[Extracted records]
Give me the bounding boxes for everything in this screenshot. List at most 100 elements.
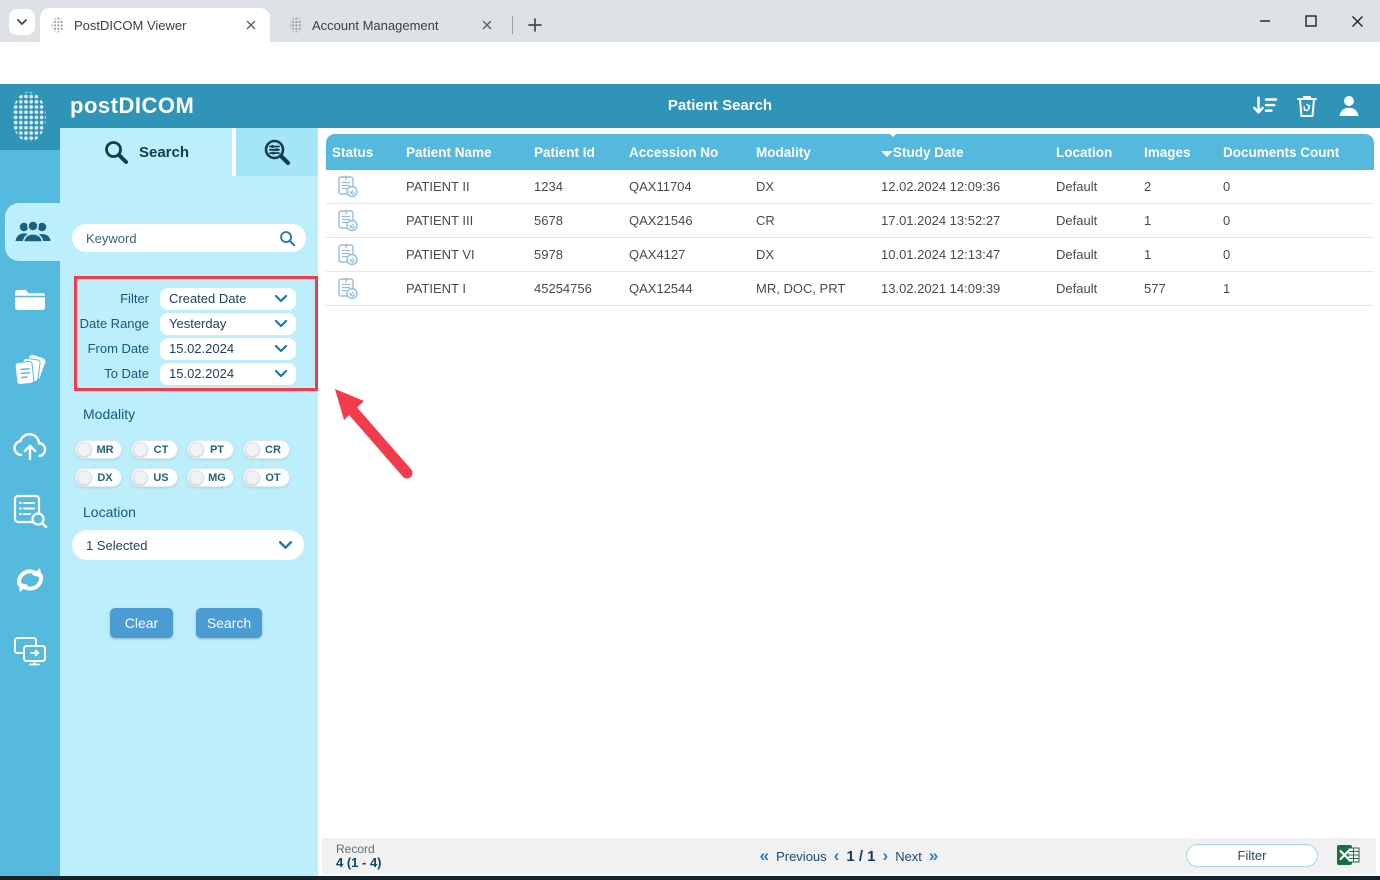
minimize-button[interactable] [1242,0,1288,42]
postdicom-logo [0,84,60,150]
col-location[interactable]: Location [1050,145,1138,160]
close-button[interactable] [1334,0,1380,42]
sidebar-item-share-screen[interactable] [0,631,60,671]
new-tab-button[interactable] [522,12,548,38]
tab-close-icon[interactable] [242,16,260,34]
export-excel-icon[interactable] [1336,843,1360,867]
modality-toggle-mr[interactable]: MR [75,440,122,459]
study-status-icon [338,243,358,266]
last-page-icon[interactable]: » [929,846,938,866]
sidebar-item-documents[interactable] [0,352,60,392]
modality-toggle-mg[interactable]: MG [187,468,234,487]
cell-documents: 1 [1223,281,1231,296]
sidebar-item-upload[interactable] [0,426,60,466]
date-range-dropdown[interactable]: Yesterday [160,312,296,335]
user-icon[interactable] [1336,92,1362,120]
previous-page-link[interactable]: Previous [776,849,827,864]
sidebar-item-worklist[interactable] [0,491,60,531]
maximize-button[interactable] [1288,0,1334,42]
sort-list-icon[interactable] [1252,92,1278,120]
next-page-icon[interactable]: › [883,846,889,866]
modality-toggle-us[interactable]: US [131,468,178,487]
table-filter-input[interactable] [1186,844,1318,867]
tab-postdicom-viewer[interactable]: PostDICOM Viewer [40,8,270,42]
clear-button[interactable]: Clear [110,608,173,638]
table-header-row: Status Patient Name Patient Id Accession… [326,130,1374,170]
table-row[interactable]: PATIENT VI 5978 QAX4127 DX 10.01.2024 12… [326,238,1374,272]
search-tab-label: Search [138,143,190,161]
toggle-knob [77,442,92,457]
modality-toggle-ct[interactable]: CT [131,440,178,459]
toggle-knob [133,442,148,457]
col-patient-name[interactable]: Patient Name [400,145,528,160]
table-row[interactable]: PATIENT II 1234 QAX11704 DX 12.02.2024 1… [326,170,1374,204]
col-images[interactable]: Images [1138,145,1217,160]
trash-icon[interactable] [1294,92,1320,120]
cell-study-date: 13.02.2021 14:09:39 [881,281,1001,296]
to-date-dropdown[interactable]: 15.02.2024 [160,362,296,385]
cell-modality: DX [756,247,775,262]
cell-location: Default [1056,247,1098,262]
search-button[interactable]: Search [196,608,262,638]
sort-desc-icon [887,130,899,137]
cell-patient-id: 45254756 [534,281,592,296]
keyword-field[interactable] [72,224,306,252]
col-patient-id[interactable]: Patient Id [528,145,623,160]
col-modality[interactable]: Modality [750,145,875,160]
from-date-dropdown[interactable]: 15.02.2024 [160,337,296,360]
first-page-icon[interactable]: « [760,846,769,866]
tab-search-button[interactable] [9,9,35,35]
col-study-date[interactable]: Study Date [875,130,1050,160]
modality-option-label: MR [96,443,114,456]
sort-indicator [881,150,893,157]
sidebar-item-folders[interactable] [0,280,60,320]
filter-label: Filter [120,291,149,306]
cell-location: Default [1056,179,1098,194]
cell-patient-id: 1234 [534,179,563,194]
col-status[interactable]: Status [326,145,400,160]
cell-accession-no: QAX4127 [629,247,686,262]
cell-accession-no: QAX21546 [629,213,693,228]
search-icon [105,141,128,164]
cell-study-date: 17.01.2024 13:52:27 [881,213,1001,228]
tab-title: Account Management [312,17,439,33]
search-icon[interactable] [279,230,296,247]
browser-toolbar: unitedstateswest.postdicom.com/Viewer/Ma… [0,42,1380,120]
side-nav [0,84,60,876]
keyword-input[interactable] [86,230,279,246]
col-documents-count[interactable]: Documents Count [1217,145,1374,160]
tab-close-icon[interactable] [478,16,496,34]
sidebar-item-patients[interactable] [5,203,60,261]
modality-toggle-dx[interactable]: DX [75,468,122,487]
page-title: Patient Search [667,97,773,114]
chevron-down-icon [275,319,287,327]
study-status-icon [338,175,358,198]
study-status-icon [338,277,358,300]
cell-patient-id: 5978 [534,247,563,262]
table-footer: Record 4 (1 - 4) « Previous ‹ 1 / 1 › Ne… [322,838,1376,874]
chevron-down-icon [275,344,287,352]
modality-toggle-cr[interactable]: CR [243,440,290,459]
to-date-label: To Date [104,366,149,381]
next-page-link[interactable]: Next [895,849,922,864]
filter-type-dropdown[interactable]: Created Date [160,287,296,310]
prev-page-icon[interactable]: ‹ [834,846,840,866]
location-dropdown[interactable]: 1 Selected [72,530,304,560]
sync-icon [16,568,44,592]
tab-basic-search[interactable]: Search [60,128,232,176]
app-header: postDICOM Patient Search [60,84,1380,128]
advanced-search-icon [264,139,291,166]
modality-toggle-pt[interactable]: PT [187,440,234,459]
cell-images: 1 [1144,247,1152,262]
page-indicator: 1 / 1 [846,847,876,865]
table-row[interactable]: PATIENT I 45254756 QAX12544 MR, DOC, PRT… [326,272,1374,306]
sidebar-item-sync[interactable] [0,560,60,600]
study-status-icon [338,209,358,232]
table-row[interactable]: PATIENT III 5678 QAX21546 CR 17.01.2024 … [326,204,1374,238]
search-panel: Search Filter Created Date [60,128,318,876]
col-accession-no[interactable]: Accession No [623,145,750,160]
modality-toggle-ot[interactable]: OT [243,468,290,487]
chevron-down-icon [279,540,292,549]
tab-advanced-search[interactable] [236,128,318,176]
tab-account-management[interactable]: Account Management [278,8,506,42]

...

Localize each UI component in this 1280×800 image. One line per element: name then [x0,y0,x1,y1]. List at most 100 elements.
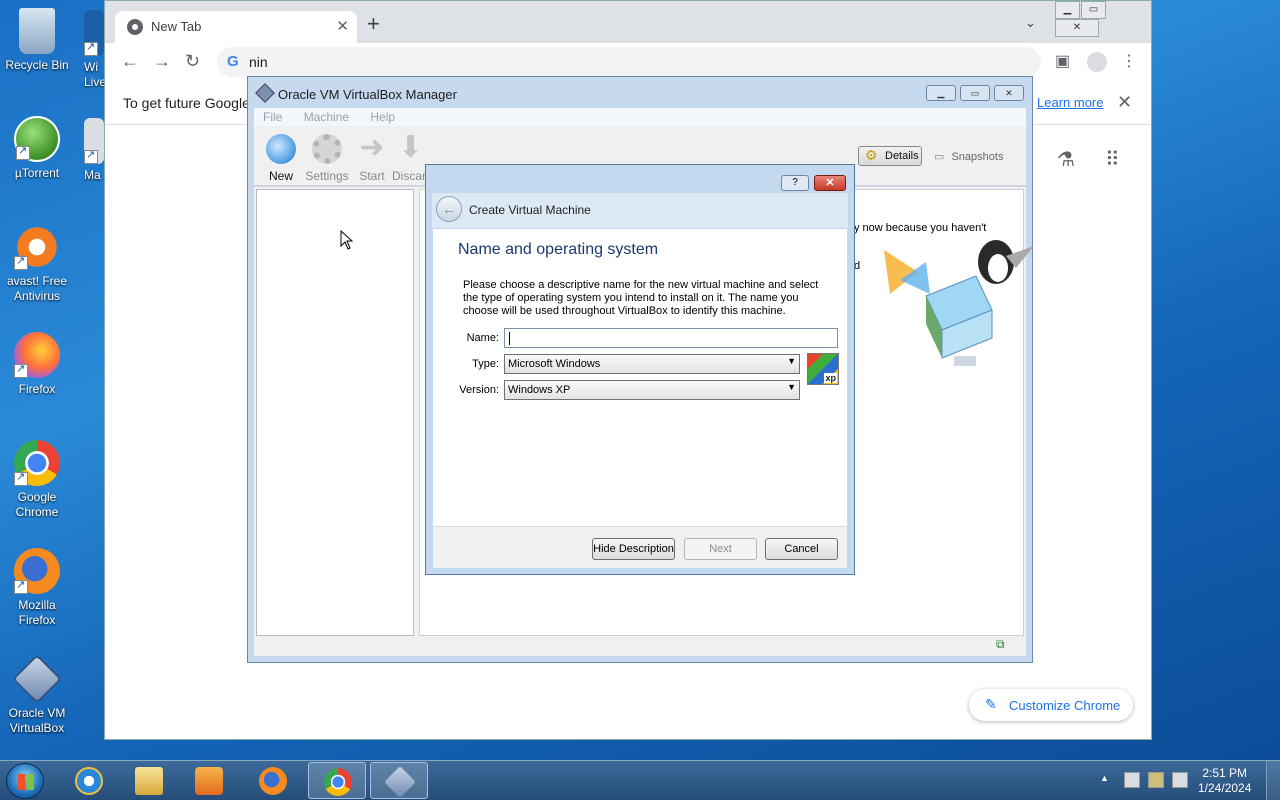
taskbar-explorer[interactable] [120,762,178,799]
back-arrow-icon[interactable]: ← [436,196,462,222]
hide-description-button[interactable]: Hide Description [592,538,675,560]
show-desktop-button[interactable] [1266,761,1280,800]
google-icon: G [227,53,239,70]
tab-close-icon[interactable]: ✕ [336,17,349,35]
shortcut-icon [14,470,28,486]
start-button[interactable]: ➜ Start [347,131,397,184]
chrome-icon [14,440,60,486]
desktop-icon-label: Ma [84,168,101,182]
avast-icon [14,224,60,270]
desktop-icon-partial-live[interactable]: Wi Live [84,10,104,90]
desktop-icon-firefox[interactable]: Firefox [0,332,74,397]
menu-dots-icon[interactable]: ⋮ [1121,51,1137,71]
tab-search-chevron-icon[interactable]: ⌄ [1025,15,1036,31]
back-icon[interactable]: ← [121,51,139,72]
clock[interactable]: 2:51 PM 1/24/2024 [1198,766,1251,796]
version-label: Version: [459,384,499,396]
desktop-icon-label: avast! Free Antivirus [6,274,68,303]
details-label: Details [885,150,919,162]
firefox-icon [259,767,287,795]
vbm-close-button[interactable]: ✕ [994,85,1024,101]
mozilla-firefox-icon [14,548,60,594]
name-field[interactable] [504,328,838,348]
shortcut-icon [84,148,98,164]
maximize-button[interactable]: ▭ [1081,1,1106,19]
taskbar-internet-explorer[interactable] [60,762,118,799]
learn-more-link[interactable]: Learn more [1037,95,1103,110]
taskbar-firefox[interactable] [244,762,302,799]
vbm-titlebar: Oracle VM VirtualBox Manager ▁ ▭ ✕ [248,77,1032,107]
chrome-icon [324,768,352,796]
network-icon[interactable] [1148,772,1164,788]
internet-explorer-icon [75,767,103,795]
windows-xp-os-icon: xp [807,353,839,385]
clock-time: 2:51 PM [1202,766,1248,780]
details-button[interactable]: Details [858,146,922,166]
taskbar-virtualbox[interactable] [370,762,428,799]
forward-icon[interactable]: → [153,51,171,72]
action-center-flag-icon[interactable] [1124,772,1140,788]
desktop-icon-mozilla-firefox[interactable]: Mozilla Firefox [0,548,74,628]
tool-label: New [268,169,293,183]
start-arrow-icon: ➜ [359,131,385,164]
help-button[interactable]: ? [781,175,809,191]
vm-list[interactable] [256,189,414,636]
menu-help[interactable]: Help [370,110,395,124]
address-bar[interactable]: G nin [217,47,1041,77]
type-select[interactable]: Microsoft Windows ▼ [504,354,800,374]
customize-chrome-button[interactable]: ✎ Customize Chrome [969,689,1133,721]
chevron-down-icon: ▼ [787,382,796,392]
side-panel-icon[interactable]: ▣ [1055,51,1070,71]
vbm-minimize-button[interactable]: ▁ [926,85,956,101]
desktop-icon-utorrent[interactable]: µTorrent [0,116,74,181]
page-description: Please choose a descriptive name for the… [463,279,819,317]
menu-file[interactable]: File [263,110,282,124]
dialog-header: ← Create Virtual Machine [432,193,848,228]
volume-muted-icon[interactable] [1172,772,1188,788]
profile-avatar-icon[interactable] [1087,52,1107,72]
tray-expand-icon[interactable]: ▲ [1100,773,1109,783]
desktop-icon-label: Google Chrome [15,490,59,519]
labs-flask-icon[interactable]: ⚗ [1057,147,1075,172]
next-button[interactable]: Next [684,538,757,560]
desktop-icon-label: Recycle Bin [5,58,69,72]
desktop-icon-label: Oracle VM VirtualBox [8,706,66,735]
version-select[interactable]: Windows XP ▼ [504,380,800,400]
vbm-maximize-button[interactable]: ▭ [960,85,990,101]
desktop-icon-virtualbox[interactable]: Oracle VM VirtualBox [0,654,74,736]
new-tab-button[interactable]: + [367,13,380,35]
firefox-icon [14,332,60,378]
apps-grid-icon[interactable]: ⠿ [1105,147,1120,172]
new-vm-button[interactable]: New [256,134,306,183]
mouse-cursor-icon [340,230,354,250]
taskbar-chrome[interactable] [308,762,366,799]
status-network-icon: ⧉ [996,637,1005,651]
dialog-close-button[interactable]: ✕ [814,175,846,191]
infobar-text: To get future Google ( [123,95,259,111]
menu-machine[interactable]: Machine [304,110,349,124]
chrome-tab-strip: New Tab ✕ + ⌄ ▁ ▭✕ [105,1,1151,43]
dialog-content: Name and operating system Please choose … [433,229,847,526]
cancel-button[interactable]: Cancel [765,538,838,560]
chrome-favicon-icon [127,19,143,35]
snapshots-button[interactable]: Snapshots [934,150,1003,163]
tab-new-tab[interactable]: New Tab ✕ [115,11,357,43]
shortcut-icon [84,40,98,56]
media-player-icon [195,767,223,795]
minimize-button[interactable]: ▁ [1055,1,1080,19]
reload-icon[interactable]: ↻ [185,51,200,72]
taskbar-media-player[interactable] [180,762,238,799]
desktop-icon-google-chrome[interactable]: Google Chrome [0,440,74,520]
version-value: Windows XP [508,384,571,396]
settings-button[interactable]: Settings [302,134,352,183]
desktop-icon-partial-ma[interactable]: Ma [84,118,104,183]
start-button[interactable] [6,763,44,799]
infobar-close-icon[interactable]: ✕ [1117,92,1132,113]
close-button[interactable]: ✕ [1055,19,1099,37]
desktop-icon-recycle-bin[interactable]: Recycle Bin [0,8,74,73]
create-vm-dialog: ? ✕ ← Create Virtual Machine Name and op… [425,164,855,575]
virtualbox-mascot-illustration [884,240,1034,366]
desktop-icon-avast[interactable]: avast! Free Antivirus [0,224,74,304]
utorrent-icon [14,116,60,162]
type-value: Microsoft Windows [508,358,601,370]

__Activity__.
From the records, copy out each line that includes the string "keyword".

__Response to this task__.
keyword-field[interactable] [72,224,306,252]
keyword-input[interactable] [86,230,279,246]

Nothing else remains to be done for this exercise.